Retype the whole listing verbatim and keep the pictures out of it.
══ Supplied records ══
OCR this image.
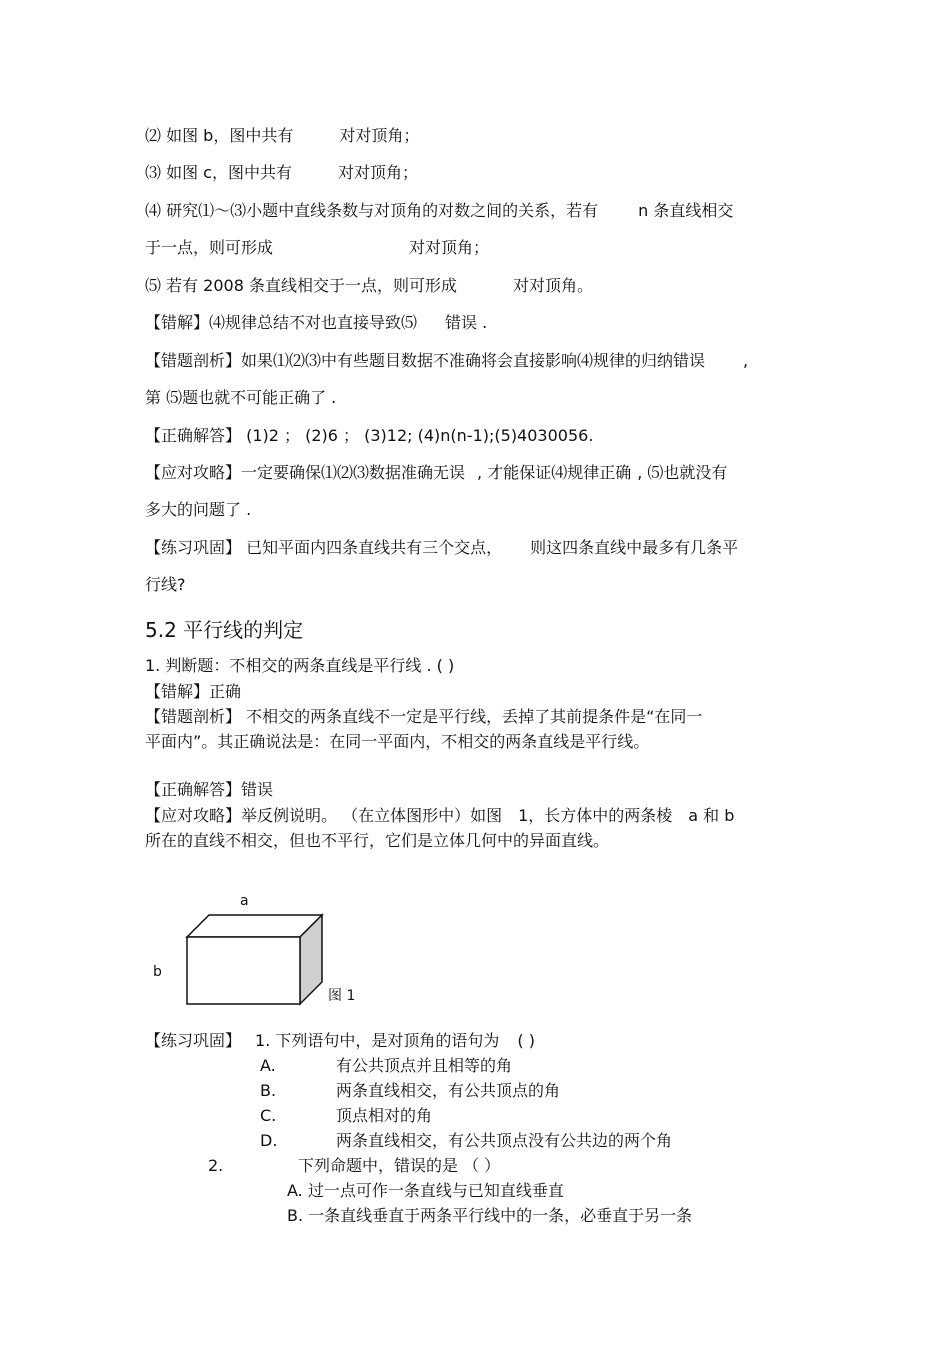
⑵ 如图 b，图中共有	对对顶角；
⑶ 如图 c，图中共有	对对顶角；
⑷ 研究⑴～⑶小题中直线条数与对顶角的对数之间的关系，若有	n 条直线相交
于一点，则可形成	对对顶角；
⑸ 若有 2008 条直线相交于一点，则可形成	对对顶角。
【错解】⑷规律总结不对也直接导致⑸ 错误 .
【错题剖析】如果⑴⑵⑶中有些题目数据不准确将会直接影响⑷规律的归纳错误 ,
第 ⑸题也就不可能正确了 .
【正确解答】 (1)2 ； (2)6 ； (3)12; (4)n(n-1);(5)4030056.
【应对攻略】一定要确保⑴⑵⑶数据准确无误 , 才能保证⑷规律正确 , ⑸也就没有
多大的问题了 .
【练习巩固】 已知平面内四条直线共有三个交点， 则这四条直线中最多有几条平
行线?
5.2 平行线的判定
1. 判断题：不相交的两条直线是平行线 . ( )
【错解】正确
【错题剖析】 不相交的两条直线不一定是平行线，丢掉了其前提条件是“在同一
平面内”。其正确说法是：在同一平面内，不相交的两条直线是平行线。
【正确解答】错误
【应对攻略】举反例说明。 （在立体图形中）如图 1，长方体中的两条棱 a 和 b
所在的直线不相交，但也不平行，它们是立体几何中的异面直线。
a
b
图 1
【练习巩固】 1. 下列语句中，是对顶角的语句为 ( )
A.	有公共顶点并且相等的角
B.	两条直线相交，有公共顶点的角
C.	顶点相对的角
D.	两条直线相交，有公共顶点没有公共边的两个角
2.	下列命题中，错误的是 （ ）
A. 过一点可作一条直线与已知直线垂直
B. 一条直线垂直于两条平行线中的一条，必垂直于另一条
═══
• [Response below]:
OCR this image.
⑵ 如图 b，图中共有	对对顶角；
⑶ 如图 c，图中共有	对对顶角；
⑷ 研究⑴～⑶小题中直线条数与对顶角的对数之间的关系，若有	n 条直线相交
于一点，则可形成	对对顶角；
⑸ 若有 2008 条直线相交于一点，则可形成	对对顶角。
【错解】⑷规律总结不对也直接导致⑸ 错误 .
【错题剖析】如果⑴⑵⑶中有些题目数据不准确将会直接影响⑷规律的归纳错误 ,
第 ⑸题也就不可能正确了 .
【正确解答】 (1)2 ； (2)6 ； (3)12; (4)n(n-1);(5)4030056.
【应对攻略】一定要确保⑴⑵⑶数据准确无误 , 才能保证⑷规律正确 , ⑸也就没有
多大的问题了 .
【练习巩固】 已知平面内四条直线共有三个交点， 则这四条直线中最多有几条平
行线?
5.2 平行线的判定
1. 判断题：不相交的两条直线是平行线 . ( )
【错解】正确
【错题剖析】 不相交的两条直线不一定是平行线，丢掉了其前提条件是“在同一
平面内”。其正确说法是：在同一平面内，不相交的两条直线是平行线。
【正确解答】错误
【应对攻略】举反例说明。 （在立体图形中）如图 1，长方体中的两条棱 a 和 b
所在的直线不相交，但也不平行，它们是立体几何中的异面直线。
a
b
图 1
【练习巩固】 1. 下列语句中，是对顶角的语句为 ( )
A.	有公共顶点并且相等的角
B.	两条直线相交，有公共顶点的角
C.	顶点相对的角
D.	两条直线相交，有公共顶点没有公共边的两个角
2.	下列命题中，错误的是 （ ）
A. 过一点可作一条直线与已知直线垂直
B. 一条直线垂直于两条平行线中的一条，必垂直于另一条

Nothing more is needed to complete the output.